• **PROBLEM STATEMENT**:
Exact copies are required of the lines from the line containing "Give me the" through the final line of the listing, both included, and of no other lines.

━━━━

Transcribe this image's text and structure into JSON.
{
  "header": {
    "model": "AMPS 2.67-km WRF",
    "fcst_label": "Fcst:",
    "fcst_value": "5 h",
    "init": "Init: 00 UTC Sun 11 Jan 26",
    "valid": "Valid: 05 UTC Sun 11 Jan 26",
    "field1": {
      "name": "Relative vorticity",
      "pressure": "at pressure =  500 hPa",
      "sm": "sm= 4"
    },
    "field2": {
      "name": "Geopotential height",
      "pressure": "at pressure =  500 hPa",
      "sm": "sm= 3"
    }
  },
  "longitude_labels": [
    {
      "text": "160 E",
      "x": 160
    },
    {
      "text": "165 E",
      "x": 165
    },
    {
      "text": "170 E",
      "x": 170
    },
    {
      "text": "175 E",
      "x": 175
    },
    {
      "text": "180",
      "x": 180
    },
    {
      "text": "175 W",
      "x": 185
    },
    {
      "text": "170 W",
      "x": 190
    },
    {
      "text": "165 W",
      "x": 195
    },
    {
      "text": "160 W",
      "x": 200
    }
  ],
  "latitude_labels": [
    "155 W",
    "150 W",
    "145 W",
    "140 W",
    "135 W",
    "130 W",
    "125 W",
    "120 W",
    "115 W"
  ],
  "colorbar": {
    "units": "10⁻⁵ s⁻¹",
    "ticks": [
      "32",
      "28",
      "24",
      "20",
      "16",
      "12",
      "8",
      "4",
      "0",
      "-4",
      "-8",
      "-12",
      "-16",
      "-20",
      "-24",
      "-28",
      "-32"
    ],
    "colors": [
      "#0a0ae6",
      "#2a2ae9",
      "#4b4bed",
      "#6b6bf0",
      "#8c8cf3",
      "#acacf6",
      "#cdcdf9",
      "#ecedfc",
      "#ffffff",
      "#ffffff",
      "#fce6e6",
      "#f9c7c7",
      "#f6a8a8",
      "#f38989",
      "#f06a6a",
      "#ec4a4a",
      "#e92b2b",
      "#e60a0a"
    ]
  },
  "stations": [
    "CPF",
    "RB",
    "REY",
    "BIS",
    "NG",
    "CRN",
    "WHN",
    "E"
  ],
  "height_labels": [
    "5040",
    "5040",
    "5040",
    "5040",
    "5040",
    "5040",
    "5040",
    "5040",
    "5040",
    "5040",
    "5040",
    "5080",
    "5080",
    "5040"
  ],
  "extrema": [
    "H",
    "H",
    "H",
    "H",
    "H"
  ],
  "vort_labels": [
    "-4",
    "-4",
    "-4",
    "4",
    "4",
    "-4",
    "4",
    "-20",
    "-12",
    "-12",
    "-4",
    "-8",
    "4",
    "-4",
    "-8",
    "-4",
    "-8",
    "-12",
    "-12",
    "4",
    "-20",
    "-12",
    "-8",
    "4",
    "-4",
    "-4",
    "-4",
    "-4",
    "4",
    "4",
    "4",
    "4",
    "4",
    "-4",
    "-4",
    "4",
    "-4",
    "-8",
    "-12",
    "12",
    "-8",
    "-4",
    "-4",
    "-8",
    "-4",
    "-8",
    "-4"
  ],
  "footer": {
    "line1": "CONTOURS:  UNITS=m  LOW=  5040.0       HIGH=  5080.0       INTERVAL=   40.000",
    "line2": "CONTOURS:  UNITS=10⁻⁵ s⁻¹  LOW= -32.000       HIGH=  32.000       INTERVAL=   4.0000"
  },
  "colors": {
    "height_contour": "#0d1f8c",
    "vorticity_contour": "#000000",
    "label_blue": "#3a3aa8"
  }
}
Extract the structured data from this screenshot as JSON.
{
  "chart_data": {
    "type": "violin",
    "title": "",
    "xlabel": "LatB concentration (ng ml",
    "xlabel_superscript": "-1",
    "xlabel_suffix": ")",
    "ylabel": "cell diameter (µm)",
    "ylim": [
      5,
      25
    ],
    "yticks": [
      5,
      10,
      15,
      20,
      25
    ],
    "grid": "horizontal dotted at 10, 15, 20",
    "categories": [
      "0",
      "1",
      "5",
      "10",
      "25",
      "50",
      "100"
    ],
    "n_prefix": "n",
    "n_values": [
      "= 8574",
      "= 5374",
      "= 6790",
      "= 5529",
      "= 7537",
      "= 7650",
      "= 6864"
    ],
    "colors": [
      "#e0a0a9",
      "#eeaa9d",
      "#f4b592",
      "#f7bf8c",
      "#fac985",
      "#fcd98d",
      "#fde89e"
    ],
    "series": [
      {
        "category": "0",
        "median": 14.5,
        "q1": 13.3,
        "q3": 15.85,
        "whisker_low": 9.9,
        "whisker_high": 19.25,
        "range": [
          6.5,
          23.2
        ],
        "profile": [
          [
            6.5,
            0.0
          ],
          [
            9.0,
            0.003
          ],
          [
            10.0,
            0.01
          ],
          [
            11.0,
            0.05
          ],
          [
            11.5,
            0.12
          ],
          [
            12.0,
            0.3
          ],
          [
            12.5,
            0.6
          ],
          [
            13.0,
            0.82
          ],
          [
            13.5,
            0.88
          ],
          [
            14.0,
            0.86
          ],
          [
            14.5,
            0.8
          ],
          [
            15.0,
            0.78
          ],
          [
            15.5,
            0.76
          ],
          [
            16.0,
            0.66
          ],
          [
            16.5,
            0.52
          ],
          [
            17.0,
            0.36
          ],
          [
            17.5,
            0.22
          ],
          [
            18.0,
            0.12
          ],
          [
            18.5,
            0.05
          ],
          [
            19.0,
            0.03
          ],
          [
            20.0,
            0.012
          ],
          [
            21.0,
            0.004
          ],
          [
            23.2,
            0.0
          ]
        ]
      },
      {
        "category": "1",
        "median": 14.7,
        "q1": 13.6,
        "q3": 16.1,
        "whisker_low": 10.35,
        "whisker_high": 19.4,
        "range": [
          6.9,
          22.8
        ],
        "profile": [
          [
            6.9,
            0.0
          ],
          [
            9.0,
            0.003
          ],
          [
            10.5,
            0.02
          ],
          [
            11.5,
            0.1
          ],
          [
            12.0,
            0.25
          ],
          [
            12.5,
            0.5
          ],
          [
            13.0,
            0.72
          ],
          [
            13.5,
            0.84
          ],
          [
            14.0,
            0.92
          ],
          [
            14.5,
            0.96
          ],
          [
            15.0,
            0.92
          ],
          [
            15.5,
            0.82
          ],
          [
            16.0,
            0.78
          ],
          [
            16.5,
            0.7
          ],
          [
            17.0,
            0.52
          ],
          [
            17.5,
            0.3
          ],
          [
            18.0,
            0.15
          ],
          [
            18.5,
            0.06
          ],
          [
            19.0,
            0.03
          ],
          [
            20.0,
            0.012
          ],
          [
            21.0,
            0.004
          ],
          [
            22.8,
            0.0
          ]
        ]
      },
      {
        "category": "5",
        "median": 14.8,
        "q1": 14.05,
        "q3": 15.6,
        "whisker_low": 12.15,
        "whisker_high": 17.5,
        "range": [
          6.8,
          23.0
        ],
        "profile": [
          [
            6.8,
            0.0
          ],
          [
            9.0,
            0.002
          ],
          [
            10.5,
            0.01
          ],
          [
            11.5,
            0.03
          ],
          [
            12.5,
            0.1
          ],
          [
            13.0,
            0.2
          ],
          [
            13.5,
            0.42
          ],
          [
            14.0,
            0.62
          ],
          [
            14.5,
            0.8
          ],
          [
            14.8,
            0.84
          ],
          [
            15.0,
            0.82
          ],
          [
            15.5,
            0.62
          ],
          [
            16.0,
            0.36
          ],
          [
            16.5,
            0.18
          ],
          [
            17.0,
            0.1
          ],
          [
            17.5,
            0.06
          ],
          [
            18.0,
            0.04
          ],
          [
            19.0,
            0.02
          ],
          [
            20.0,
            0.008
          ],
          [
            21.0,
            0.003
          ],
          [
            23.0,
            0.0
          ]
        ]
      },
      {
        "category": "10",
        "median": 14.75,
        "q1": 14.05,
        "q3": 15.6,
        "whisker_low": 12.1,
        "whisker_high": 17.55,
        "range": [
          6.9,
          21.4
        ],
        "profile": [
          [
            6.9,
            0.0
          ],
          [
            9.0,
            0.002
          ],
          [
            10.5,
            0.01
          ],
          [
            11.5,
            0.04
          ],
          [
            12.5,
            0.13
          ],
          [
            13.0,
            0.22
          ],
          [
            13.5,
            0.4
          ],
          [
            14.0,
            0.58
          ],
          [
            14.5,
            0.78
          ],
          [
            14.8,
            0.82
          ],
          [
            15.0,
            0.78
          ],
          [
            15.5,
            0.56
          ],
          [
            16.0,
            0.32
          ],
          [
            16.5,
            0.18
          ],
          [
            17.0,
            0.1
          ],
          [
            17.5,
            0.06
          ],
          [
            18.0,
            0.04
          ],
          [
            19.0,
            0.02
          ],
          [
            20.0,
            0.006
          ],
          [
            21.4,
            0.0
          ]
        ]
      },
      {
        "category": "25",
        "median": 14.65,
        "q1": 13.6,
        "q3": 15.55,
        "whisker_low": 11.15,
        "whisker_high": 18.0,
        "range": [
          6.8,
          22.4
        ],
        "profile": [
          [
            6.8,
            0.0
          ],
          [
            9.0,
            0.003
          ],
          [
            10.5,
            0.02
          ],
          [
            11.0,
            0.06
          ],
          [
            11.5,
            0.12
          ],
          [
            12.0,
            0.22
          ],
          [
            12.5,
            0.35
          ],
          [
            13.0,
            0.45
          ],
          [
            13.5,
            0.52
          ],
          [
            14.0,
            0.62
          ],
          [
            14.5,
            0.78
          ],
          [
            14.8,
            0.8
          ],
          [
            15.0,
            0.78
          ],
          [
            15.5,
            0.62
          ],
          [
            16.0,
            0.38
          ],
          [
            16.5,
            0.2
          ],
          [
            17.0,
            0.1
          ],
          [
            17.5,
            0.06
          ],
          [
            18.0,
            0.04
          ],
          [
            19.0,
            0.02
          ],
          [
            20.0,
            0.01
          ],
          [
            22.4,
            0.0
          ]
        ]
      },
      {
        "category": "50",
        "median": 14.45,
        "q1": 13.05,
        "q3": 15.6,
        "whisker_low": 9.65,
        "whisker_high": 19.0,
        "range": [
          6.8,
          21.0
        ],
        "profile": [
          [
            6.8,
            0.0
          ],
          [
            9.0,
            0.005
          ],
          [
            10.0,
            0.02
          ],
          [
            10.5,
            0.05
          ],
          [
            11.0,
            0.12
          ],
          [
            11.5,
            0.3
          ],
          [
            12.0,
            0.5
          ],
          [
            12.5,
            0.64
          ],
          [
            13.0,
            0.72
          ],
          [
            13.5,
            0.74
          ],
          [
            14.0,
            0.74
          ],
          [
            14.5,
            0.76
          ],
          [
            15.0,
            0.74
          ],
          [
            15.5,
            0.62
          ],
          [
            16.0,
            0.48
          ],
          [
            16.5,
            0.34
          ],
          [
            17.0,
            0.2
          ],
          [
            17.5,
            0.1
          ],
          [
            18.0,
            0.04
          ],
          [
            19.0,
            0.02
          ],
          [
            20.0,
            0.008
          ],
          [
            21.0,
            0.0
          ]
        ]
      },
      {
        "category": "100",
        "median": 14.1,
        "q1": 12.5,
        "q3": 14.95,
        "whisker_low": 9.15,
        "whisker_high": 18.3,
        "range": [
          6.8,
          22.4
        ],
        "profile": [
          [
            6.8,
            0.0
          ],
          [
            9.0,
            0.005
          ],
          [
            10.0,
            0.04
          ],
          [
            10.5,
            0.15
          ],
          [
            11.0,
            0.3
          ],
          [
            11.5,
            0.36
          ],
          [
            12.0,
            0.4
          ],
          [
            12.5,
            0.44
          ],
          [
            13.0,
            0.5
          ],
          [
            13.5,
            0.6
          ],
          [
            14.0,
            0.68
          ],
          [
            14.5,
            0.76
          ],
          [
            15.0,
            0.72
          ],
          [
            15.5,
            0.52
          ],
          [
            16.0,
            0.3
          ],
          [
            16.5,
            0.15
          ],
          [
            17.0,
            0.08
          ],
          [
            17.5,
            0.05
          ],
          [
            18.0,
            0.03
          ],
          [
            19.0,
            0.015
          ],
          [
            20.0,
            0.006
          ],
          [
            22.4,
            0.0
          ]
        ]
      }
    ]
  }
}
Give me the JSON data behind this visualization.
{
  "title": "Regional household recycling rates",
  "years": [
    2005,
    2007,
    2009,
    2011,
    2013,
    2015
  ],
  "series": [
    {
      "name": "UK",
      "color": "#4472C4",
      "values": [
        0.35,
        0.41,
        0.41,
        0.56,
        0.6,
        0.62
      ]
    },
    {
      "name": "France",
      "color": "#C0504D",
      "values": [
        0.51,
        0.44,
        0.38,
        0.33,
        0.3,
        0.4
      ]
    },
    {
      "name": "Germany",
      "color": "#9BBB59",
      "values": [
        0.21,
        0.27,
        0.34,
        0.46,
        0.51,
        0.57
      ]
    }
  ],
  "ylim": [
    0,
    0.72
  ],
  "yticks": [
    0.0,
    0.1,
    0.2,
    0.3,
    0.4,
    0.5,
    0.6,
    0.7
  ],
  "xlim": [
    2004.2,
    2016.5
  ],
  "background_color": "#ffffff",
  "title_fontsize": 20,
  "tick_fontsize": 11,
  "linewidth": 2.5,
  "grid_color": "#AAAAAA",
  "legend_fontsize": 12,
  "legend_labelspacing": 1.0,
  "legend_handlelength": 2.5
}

━━━━

• **RESPONSE BELOW**:
Give me the JSON data behind this visualization.
{
  "title": "Regional household recycling rates",
  "years": [
    2005,
    2007,
    2009,
    2011,
    2013,
    2015
  ],
  "series": [
    {
      "name": "UK",
      "color": "#4472C4",
      "values": [
        0.35,
        0.41,
        0.41,
        0.56,
        0.6,
        0.62
      ]
    },
    {
      "name": "France",
      "color": "#C0504D",
      "values": [
        0.51,
        0.44,
        0.38,
        0.33,
        0.3,
        0.4
      ]
    },
    {
      "name": "Germany",
      "color": "#9BBB59",
      "values": [
        0.21,
        0.27,
        0.34,
        0.46,
        0.51,
        0.57
      ]
    }
  ],
  "ylim": [
    0,
    0.72
  ],
  "yticks": [
    0.0,
    0.1,
    0.2,
    0.3,
    0.4,
    0.5,
    0.6,
    0.7
  ],
  "xlim": [
    2004.2,
    2016.5
  ],
  "background_color": "#ffffff",
  "title_fontsize": 20,
  "tick_fontsize": 11,
  "linewidth": 2.5,
  "grid_color": "#AAAAAA",
  "legend_fontsize": 12,
  "legend_labelspacing": 1.0,
  "legend_handlelength": 2.5
}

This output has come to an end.